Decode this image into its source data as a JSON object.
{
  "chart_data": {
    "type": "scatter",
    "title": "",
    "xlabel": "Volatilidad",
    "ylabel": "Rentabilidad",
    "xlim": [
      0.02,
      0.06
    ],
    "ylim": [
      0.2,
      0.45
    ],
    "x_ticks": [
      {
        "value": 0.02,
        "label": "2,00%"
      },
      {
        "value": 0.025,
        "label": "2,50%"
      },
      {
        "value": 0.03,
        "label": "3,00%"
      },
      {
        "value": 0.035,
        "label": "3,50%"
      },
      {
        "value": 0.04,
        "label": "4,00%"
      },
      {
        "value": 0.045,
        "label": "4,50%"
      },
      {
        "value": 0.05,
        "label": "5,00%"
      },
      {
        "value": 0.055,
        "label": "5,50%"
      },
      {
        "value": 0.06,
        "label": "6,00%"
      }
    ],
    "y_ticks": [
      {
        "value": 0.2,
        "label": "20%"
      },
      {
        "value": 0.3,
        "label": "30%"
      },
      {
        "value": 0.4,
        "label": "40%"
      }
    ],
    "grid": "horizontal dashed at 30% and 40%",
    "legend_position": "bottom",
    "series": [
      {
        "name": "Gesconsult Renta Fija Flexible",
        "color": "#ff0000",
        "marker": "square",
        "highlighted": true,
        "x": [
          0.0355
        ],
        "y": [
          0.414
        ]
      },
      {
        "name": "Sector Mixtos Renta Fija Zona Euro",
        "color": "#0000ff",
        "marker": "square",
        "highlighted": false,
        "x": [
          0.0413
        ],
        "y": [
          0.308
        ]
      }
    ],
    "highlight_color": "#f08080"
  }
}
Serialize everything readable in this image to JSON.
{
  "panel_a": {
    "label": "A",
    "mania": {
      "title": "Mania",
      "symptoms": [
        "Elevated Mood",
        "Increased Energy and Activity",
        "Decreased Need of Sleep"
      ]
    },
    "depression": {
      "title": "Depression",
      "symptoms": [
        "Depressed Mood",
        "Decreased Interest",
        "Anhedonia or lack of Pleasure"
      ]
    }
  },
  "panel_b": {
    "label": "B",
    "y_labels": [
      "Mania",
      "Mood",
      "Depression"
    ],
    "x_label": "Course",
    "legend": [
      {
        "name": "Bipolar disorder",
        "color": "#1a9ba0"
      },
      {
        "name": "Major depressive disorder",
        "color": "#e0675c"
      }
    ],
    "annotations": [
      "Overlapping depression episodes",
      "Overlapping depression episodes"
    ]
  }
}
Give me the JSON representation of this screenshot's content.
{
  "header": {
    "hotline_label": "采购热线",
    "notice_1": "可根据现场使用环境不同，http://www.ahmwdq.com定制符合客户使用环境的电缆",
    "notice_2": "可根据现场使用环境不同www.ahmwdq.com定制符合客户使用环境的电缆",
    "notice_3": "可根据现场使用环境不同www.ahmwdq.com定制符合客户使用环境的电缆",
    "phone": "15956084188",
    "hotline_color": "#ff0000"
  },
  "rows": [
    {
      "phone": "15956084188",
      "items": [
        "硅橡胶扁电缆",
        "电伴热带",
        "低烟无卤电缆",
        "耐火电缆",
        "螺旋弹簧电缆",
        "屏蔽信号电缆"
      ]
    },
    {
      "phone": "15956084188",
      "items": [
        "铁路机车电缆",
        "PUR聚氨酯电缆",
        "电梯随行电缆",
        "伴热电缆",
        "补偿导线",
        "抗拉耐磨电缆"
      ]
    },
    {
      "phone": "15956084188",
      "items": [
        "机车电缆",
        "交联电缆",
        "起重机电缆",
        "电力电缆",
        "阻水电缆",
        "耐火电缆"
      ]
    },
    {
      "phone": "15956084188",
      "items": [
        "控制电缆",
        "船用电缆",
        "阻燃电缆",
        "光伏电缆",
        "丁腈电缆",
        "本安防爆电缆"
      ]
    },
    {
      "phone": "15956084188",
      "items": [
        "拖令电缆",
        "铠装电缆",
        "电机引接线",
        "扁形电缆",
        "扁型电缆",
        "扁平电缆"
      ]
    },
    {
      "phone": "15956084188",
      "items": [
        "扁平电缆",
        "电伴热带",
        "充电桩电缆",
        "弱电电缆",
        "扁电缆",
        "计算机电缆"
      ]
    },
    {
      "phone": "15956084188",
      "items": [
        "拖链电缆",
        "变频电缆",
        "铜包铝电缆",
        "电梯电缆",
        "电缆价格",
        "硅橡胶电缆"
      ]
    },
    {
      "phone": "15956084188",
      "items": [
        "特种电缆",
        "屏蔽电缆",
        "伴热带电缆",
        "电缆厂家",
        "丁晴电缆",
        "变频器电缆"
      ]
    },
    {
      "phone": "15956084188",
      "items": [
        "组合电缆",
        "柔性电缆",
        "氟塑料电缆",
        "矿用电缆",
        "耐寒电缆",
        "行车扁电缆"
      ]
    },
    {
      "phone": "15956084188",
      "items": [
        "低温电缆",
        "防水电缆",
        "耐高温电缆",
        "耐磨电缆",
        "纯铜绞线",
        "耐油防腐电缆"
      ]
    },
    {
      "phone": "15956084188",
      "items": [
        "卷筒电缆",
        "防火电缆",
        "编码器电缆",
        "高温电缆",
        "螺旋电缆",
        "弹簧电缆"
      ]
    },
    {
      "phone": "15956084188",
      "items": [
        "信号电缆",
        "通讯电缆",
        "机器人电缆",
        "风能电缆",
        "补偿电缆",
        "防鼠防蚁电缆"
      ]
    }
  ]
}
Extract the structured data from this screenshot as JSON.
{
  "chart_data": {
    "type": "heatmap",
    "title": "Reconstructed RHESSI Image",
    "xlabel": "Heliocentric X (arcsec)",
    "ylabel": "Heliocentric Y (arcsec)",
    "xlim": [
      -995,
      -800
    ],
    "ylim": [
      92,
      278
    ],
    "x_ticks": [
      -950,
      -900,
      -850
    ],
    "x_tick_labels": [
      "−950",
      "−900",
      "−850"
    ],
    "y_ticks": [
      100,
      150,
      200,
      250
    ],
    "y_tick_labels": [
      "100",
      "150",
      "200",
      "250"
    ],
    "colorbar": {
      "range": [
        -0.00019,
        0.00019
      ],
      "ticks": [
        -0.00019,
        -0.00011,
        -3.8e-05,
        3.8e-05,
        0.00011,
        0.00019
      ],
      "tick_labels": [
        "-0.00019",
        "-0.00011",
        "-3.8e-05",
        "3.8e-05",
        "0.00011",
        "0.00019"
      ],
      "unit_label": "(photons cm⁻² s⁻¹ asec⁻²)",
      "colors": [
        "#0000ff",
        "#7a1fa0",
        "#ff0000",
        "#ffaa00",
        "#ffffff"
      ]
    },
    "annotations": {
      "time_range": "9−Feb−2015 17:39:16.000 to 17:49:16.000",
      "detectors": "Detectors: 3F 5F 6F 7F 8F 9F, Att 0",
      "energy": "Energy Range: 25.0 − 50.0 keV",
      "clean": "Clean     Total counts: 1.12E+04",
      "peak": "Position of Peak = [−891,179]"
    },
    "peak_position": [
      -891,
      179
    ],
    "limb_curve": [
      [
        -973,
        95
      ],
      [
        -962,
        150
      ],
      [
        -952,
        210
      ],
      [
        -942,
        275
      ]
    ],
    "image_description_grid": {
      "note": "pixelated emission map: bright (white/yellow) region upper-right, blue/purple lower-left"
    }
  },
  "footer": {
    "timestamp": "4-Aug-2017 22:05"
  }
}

- **Exercise task**: Would you copy out each line exactly as written?

- **Written answer**:
Decode this image into its source data as a JSON object.
{
  "chart_data": {
    "type": "scatter",
    "title": "",
    "xlabel": "Volatilidad",
    "ylabel": "Rentabilidad",
    "xlim": [
      0.02,
      0.06
    ],
    "ylim": [
      0.2,
      0.45
    ],
    "x_ticks": [
      {
        "value": 0.02,
        "label": "2,00%"
      },
      {
        "value": 0.025,
        "label": "2,50%"
      },
      {
        "value": 0.03,
        "label": "3,00%"
      },
      {
        "value": 0.035,
        "label": "3,50%"
      },
      {
        "value": 0.04,
        "label": "4,00%"
      },
      {
        "value": 0.045,
        "label": "4,50%"
      },
      {
        "value": 0.05,
        "label": "5,00%"
      },
      {
        "value": 0.055,
        "label": "5,50%"
      },
      {
        "value": 0.06,
        "label": "6,00%"
      }
    ],
    "y_ticks": [
      {
        "value": 0.2,
        "label": "20%"
      },
      {
        "value": 0.3,
        "label": "30%"
      },
      {
        "value": 0.4,
        "label": "40%"
      }
    ],
    "grid": "horizontal dashed at 30% and 40%",
    "legend_position": "bottom",
    "series": [
      {
        "name": "Gesconsult Renta Fija Flexible",
        "color": "#ff0000",
        "marker": "square",
        "highlighted": true,
        "x": [
          0.0355
        ],
        "y": [
          0.414
        ]
      },
      {
        "name": "Sector Mixtos Renta Fija Zona Euro",
        "color": "#0000ff",
        "marker": "square",
        "highlighted": false,
        "x": [
          0.0413
        ],
        "y": [
          0.308
        ]
      }
    ],
    "highlight_color": "#f08080"
  }
}
Serialize everything readable in this image to JSON.
{
  "panel_a": {
    "label": "A",
    "mania": {
      "title": "Mania",
      "symptoms": [
        "Elevated Mood",
        "Increased Energy and Activity",
        "Decreased Need of Sleep"
      ]
    },
    "depression": {
      "title": "Depression",
      "symptoms": [
        "Depressed Mood",
        "Decreased Interest",
        "Anhedonia or lack of Pleasure"
      ]
    }
  },
  "panel_b": {
    "label": "B",
    "y_labels": [
      "Mania",
      "Mood",
      "Depression"
    ],
    "x_label": "Course",
    "legend": [
      {
        "name": "Bipolar disorder",
        "color": "#1a9ba0"
      },
      {
        "name": "Major depressive disorder",
        "color": "#e0675c"
      }
    ],
    "annotations": [
      "Overlapping depression episodes",
      "Overlapping depression episodes"
    ]
  }
}
Give me the JSON representation of this screenshot's content.
{
  "header": {
    "hotline_label": "采购热线",
    "notice_1": "可根据现场使用环境不同，http://www.ahmwdq.com定制符合客户使用环境的电缆",
    "notice_2": "可根据现场使用环境不同www.ahmwdq.com定制符合客户使用环境的电缆",
    "notice_3": "可根据现场使用环境不同www.ahmwdq.com定制符合客户使用环境的电缆",
    "phone": "15956084188",
    "hotline_color": "#ff0000"
  },
  "rows": [
    {
      "phone": "15956084188",
      "items": [
        "硅橡胶扁电缆",
        "电伴热带",
        "低烟无卤电缆",
        "耐火电缆",
        "螺旋弹簧电缆",
        "屏蔽信号电缆"
      ]
    },
    {
      "phone": "15956084188",
      "items": [
        "铁路机车电缆",
        "PUR聚氨酯电缆",
        "电梯随行电缆",
        "伴热电缆",
        "补偿导线",
        "抗拉耐磨电缆"
      ]
    },
    {
      "phone": "15956084188",
      "items": [
        "机车电缆",
        "交联电缆",
        "起重机电缆",
        "电力电缆",
        "阻水电缆",
        "耐火电缆"
      ]
    },
    {
      "phone": "15956084188",
      "items": [
        "控制电缆",
        "船用电缆",
        "阻燃电缆",
        "光伏电缆",
        "丁腈电缆",
        "本安防爆电缆"
      ]
    },
    {
      "phone": "15956084188",
      "items": [
        "拖令电缆",
        "铠装电缆",
        "电机引接线",
        "扁形电缆",
        "扁型电缆",
        "扁平电缆"
      ]
    },
    {
      "phone": "15956084188",
      "items": [
        "扁平电缆",
        "电伴热带",
        "充电桩电缆",
        "弱电电缆",
        "扁电缆",
        "计算机电缆"
      ]
    },
    {
      "phone": "15956084188",
      "items": [
        "拖链电缆",
        "变频电缆",
        "铜包铝电缆",
        "电梯电缆",
        "电缆价格",
        "硅橡胶电缆"
      ]
    },
    {
      "phone": "15956084188",
      "items": [
        "特种电缆",
        "屏蔽电缆",
        "伴热带电缆",
        "电缆厂家",
        "丁晴电缆",
        "变频器电缆"
      ]
    },
    {
      "phone": "15956084188",
      "items": [
        "组合电缆",
        "柔性电缆",
        "氟塑料电缆",
        "矿用电缆",
        "耐寒电缆",
        "行车扁电缆"
      ]
    },
    {
      "phone": "15956084188",
      "items": [
        "低温电缆",
        "防水电缆",
        "耐高温电缆",
        "耐磨电缆",
        "纯铜绞线",
        "耐油防腐电缆"
      ]
    },
    {
      "phone": "15956084188",
      "items": [
        "卷筒电缆",
        "防火电缆",
        "编码器电缆",
        "高温电缆",
        "螺旋电缆",
        "弹簧电缆"
      ]
    },
    {
      "phone": "15956084188",
      "items": [
        "信号电缆",
        "通讯电缆",
        "机器人电缆",
        "风能电缆",
        "补偿电缆",
        "防鼠防蚁电缆"
      ]
    }
  ]
}
Extract the structured data from this screenshot as JSON.
{
  "chart_data": {
    "type": "heatmap",
    "title": "Reconstructed RHESSI Image",
    "xlabel": "Heliocentric X (arcsec)",
    "ylabel": "Heliocentric Y (arcsec)",
    "xlim": [
      -995,
      -800
    ],
    "ylim": [
      92,
      278
    ],
    "x_ticks": [
      -950,
      -900,
      -850
    ],
    "x_tick_labels": [
      "−950",
      "−900",
      "−850"
    ],
    "y_ticks": [
      100,
      150,
      200,
      250
    ],
    "y_tick_labels": [
      "100",
      "150",
      "200",
      "250"
    ],
    "colorbar": {
      "range": [
        -0.00019,
        0.00019
      ],
      "ticks": [
        -0.00019,
        -0.00011,
        -3.8e-05,
        3.8e-05,
        0.00011,
        0.00019
      ],
      "tick_labels": [
        "-0.00019",
        "-0.00011",
        "-3.8e-05",
        "3.8e-05",
        "0.00011",
        "0.00019"
      ],
      "unit_label": "(photons cm⁻² s⁻¹ asec⁻²)",
      "colors": [
        "#0000ff",
        "#7a1fa0",
        "#ff0000",
        "#ffaa00",
        "#ffffff"
      ]
    },
    "annotations": {
      "time_range": "9−Feb−2015 17:39:16.000 to 17:49:16.000",
      "detectors": "Detectors: 3F 5F 6F 7F 8F 9F, Att 0",
      "energy": "Energy Range: 25.0 − 50.0 keV",
      "clean": "Clean     Total counts: 1.12E+04",
      "peak": "Position of Peak = [−891,179]"
    },
    "peak_position": [
      -891,
      179
    ],
    "limb_curve": [
      [
        -973,
        95
      ],
      [
        -962,
        150
      ],
      [
        -952,
        210
      ],
      [
        -942,
        275
      ]
    ],
    "image_description_grid": {
      "note": "pixelated emission map: bright (white/yellow) region upper-right, blue/purple lower-left"
    }
  },
  "footer": {
    "timestamp": "4-Aug-2017 22:05"
  }
}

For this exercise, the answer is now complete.